**Instructions for the task:**
Copy only the lines from the one containing "Read this page and output its text content." through the final line of the records below, exactly as written, with no pictures.

**Input rows:**
********************
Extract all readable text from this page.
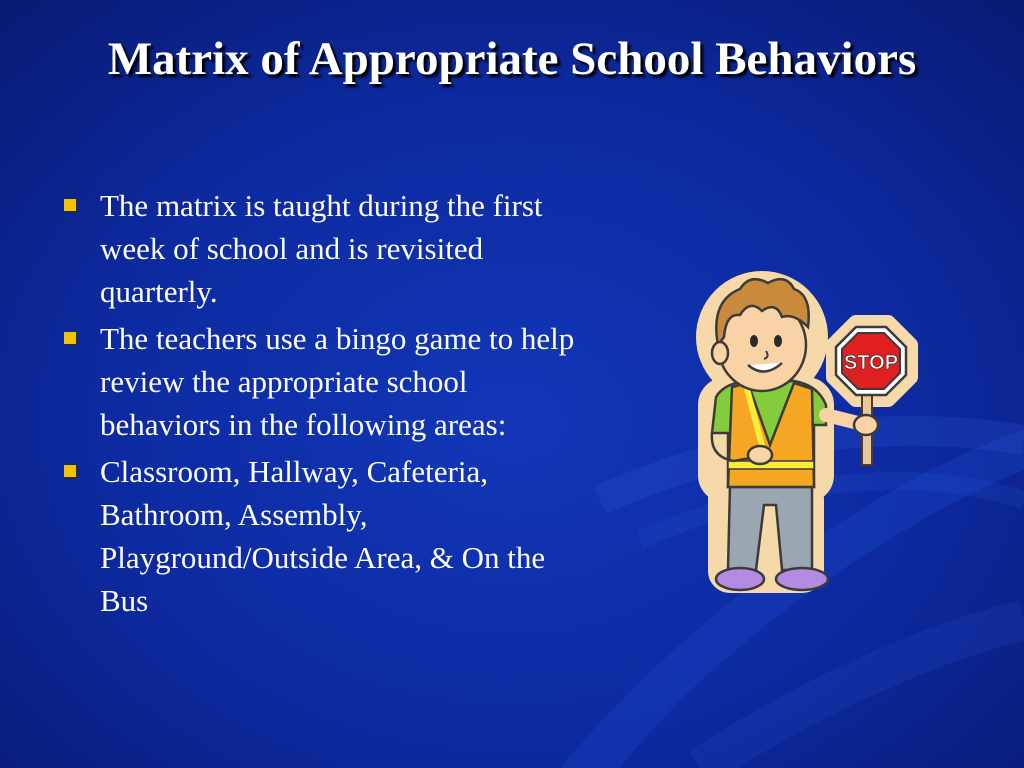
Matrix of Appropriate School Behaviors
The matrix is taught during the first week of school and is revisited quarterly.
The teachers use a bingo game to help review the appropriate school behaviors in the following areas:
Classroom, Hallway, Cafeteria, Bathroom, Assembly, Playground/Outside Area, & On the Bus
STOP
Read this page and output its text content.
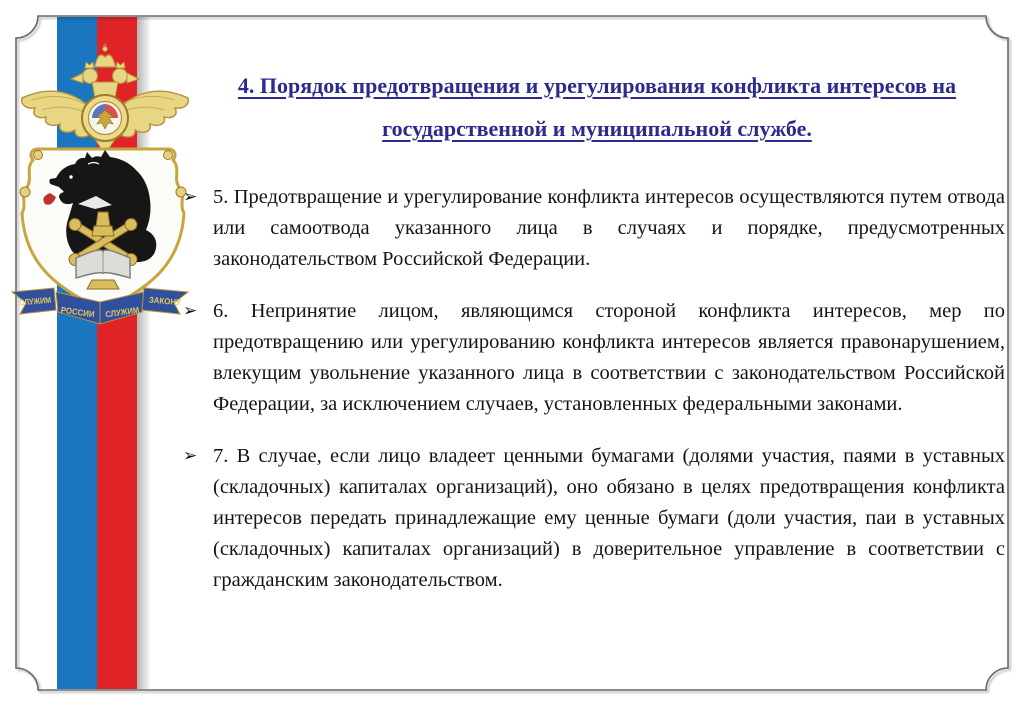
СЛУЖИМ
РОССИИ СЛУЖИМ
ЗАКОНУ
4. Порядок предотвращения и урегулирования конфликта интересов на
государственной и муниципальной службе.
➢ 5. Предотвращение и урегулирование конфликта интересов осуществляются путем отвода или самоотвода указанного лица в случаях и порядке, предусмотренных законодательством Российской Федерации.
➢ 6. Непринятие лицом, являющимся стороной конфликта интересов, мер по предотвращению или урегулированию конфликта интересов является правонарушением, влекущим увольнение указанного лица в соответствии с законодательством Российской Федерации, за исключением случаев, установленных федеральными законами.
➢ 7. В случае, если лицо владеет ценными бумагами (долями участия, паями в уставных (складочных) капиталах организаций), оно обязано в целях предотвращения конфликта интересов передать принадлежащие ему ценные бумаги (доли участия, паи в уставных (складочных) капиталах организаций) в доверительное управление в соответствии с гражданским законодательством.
********************
**Solution to the exercise:**
Read this page and output its text content.
СЛУЖИМ
РОССИИ СЛУЖИМ
ЗАКОНУ
4. Порядок предотвращения и урегулирования конфликта интересов на
государственной и муниципальной службе.
➢ 5. Предотвращение и урегулирование конфликта интересов осуществляются путем отвода или самоотвода указанного лица в случаях и порядке, предусмотренных законодательством Российской Федерации.
➢ 6. Непринятие лицом, являющимся стороной конфликта интересов, мер по предотвращению или урегулированию конфликта интересов является правонарушением, влекущим увольнение указанного лица в соответствии с законодательством Российской Федерации, за исключением случаев, установленных федеральными законами.
➢ 7. В случае, если лицо владеет ценными бумагами (долями участия, паями в уставных (складочных) капиталах организаций), оно обязано в целях предотвращения конфликта интересов передать принадлежащие ему ценные бумаги (доли участия, паи в уставных (складочных) капиталах организаций) в доверительное управление в соответствии с гражданским законодательством.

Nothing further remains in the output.